Material to process:
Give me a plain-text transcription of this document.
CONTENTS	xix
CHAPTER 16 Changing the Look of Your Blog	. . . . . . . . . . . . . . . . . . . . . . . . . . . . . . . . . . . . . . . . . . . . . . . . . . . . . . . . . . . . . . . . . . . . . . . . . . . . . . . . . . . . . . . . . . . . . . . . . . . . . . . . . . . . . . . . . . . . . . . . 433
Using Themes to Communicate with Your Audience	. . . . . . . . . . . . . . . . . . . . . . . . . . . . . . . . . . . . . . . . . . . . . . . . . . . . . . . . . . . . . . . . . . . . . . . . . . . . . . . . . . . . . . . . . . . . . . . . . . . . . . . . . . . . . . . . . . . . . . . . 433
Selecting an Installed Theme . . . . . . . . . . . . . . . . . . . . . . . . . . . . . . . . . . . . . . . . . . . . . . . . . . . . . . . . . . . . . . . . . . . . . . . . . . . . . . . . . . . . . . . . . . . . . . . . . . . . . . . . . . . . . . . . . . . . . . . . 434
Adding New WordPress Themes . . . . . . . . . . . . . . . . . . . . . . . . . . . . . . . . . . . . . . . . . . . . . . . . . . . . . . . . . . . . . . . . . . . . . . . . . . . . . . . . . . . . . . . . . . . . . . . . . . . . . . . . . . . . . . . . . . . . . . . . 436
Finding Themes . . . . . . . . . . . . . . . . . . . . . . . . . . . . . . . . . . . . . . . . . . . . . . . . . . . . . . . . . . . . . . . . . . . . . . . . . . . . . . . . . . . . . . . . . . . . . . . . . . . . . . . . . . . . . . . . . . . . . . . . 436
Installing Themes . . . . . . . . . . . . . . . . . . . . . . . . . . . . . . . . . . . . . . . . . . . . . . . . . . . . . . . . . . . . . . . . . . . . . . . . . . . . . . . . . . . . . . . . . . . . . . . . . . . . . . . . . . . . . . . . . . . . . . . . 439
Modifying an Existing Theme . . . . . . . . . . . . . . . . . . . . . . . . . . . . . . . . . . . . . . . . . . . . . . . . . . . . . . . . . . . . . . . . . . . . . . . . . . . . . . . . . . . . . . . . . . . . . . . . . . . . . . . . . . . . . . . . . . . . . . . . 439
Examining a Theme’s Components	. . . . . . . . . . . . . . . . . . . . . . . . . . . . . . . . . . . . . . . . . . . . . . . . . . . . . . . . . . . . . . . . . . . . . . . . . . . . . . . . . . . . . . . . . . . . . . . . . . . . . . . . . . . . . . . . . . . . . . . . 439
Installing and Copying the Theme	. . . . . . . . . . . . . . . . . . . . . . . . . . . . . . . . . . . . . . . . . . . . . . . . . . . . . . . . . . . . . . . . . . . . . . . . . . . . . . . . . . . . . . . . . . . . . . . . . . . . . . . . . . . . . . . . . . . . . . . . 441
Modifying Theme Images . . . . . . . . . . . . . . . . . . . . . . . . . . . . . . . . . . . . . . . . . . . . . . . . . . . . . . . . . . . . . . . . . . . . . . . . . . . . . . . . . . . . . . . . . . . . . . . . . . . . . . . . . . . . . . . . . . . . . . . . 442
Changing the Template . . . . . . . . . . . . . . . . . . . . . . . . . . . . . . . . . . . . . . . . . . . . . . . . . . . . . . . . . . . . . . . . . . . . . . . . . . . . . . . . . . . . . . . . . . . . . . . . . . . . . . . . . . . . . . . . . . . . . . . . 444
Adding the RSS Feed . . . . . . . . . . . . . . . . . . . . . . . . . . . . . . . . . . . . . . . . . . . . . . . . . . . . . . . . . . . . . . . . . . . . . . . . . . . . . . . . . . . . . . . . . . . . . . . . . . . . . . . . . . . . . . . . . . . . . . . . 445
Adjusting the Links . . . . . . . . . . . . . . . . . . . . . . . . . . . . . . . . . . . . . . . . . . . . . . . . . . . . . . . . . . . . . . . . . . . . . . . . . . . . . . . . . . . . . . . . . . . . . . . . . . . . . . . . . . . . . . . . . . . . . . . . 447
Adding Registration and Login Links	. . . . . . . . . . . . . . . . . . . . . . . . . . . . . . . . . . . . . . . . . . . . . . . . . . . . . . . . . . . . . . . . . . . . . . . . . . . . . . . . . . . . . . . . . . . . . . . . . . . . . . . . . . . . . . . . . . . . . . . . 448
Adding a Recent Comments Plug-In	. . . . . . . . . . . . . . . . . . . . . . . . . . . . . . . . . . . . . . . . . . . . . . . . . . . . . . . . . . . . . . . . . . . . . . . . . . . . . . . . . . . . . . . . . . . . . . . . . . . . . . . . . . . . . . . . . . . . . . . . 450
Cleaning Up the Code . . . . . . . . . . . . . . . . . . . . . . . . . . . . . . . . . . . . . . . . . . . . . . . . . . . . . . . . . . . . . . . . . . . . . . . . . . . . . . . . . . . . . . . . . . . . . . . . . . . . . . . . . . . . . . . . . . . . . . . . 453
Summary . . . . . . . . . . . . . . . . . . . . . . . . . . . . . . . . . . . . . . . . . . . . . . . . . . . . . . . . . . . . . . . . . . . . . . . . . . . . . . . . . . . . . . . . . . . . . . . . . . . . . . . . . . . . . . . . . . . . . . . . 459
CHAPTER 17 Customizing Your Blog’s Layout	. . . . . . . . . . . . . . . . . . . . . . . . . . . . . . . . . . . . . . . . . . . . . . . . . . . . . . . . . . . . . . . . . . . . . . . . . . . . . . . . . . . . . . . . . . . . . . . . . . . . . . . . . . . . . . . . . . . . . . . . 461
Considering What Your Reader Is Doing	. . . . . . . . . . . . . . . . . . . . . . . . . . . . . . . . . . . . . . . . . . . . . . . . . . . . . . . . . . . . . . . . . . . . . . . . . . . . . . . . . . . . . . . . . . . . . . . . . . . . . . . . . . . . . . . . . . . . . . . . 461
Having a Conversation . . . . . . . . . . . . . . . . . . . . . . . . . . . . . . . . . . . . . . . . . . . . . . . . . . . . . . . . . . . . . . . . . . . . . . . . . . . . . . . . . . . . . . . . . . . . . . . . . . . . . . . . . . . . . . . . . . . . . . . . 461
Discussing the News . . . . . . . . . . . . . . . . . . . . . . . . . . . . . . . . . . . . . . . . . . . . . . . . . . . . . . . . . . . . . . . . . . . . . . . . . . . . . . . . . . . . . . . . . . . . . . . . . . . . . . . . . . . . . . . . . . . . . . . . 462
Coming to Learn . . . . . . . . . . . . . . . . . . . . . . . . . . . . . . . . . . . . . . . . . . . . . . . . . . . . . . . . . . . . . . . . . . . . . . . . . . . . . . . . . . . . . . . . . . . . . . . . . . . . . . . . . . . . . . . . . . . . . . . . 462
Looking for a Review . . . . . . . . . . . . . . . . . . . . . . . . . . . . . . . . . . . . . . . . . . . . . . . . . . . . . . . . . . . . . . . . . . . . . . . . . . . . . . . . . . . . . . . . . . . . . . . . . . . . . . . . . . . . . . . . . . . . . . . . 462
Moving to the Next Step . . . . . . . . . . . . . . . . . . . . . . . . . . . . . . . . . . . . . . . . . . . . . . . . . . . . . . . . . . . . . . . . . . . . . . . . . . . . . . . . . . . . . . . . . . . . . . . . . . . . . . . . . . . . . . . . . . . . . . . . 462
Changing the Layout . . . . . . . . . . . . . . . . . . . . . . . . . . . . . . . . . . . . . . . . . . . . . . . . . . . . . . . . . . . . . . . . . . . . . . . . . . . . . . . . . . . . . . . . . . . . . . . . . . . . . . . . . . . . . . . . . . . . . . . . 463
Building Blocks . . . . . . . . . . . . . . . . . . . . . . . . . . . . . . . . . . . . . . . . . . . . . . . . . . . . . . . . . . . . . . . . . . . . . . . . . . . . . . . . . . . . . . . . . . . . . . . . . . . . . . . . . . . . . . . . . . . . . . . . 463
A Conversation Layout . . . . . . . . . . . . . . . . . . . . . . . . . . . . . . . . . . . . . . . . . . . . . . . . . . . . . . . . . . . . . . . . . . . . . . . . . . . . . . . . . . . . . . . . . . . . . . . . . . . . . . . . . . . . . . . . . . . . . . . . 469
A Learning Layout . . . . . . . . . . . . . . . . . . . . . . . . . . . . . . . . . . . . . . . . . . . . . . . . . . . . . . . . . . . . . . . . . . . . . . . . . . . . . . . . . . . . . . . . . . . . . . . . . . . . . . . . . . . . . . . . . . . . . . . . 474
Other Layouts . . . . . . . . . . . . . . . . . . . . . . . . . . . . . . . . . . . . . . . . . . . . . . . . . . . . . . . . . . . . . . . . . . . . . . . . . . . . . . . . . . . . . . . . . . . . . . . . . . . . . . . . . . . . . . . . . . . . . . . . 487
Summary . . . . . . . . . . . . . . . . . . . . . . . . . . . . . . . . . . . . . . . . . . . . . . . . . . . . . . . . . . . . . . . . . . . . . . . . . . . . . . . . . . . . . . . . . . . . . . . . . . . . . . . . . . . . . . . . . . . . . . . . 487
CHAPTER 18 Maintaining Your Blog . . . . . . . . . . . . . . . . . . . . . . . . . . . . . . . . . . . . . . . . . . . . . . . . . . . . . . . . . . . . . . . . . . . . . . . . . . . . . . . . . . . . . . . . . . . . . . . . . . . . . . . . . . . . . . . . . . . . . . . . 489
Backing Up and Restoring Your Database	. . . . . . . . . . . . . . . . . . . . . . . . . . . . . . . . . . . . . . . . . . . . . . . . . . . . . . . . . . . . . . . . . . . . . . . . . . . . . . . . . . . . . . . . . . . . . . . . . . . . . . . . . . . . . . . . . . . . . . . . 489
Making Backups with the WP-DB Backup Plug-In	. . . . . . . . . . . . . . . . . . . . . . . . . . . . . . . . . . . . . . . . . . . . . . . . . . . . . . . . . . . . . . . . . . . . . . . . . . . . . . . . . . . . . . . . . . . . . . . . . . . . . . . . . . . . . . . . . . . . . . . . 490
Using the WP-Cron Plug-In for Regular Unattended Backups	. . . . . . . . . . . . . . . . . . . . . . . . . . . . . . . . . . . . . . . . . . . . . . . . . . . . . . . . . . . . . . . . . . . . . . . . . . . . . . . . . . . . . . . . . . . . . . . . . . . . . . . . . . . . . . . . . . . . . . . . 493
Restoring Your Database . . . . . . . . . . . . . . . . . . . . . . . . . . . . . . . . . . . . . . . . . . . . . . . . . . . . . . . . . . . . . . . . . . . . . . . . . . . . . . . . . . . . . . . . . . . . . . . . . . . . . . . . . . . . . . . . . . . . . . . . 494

What to do:
Copy out each line in the listing that has the word "Themes".

Result for this task:
Using Themes to Communicate with Your Audience	. . . . . . . . . . . . . . . . . . . . . . . . . . . . . . . . . . . . . . . . . . . . . . . . . . . . . . . . . . . . . . . . . . . . . . . . . . . . . . . . . . . . . . . . . . . . . . . . . . . . . . . . . . . . . . . . . . . . . . . . 433
Adding New WordPress Themes . . . . . . . . . . . . . . . . . . . . . . . . . . . . . . . . . . . . . . . . . . . . . . . . . . . . . . . . . . . . . . . . . . . . . . . . . . . . . . . . . . . . . . . . . . . . . . . . . . . . . . . . . . . . . . . . . . . . . . . . 436
Finding Themes . . . . . . . . . . . . . . . . . . . . . . . . . . . . . . . . . . . . . . . . . . . . . . . . . . . . . . . . . . . . . . . . . . . . . . . . . . . . . . . . . . . . . . . . . . . . . . . . . . . . . . . . . . . . . . . . . . . . . . . . 436
Installing Themes . . . . . . . . . . . . . . . . . . . . . . . . . . . . . . . . . . . . . . . . . . . . . . . . . . . . . . . . . . . . . . . . . . . . . . . . . . . . . . . . . . . . . . . . . . . . . . . . . . . . . . . . . . . . . . . . . . . . . . . . 439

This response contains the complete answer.